Según el texto sobre las tareas del hogar, ¿con qué mezclaba la madre la harina? Responde, por favor, en pocas palabras.

TEXTO PROPORCIONADO
____________

Madre e hijas colaboraban en las tareas del hogar. En primer lugar, rellenaban de aceite las lámparas (1), barrían el piso (2) y ordeñaban las cabras (3). Lo siguiente era preparar el pan. Para ello, las niñas primero cernían el grano (4), que luego se machacaba en un molino de mano hasta obtener una harina gruesa (5). A continuación, la madre mezclaba la harina con agua y levadura. Entonces amasaba la mezcla (6) y, finalmente, la dejaba reposar para que creciera mientras ella se encargaba de las demás tareas. Por su parte, las hijas se dedicaban a cuajar la leche fresca de cabra para hacer queso o a batir la leche para hacer mantequilla (7).

____________

DATOS PROPORCIONADOS
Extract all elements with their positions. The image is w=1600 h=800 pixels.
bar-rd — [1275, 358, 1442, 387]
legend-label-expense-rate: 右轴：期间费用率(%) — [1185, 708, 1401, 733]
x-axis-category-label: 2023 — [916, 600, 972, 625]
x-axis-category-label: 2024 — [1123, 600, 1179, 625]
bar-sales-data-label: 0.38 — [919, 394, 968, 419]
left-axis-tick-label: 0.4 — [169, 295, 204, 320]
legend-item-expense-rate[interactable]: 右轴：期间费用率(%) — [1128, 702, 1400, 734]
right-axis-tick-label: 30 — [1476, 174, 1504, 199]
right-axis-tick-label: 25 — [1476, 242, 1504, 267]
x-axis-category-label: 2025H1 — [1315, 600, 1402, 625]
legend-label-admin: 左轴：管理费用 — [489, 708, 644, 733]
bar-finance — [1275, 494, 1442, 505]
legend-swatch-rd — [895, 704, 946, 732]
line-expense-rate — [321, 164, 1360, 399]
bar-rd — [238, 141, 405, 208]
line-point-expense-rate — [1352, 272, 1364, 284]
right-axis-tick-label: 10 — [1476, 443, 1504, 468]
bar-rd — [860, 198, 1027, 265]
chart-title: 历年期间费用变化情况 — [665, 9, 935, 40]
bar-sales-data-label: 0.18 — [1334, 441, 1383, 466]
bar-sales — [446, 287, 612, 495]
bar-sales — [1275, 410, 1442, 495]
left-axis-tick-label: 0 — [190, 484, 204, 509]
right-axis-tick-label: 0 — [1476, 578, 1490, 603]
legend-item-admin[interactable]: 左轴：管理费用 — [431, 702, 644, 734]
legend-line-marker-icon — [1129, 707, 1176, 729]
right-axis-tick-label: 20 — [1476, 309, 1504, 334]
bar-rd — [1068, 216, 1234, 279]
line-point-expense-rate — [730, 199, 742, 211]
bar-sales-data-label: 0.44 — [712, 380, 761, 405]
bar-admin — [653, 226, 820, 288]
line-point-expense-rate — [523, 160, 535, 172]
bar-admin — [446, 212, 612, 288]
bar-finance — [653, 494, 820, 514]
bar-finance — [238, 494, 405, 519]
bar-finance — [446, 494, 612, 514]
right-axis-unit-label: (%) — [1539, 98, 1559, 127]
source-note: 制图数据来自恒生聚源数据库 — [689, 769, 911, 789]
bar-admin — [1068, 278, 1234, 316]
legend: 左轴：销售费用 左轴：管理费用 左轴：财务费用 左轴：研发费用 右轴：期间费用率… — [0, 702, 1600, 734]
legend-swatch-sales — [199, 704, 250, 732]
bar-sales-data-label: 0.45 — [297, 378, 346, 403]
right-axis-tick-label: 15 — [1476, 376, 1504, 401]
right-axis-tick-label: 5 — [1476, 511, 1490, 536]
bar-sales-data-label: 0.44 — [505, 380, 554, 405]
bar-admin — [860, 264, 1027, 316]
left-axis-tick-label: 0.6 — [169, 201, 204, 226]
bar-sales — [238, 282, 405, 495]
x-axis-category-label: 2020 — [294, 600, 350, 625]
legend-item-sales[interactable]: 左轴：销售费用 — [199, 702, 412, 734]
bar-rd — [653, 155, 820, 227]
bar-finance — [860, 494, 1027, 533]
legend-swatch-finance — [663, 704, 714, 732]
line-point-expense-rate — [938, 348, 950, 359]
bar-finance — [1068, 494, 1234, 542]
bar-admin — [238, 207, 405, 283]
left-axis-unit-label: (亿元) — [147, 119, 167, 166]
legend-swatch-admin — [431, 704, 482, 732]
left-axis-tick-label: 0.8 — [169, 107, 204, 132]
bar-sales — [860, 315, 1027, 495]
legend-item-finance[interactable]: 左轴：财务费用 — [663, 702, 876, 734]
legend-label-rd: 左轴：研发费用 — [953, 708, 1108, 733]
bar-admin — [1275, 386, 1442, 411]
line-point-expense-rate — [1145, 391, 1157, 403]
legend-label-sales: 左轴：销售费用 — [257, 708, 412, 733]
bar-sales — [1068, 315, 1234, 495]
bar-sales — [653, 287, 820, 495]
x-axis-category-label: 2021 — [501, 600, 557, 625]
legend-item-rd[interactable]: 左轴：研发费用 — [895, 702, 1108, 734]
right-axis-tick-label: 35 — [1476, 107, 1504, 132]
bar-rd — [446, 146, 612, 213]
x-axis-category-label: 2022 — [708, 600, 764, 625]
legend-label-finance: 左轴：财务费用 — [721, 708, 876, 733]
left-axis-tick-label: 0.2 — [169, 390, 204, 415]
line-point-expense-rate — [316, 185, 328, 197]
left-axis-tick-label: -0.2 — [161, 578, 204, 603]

____________

SOLUCIÓN DE LA TAREA
Con agua y levadura.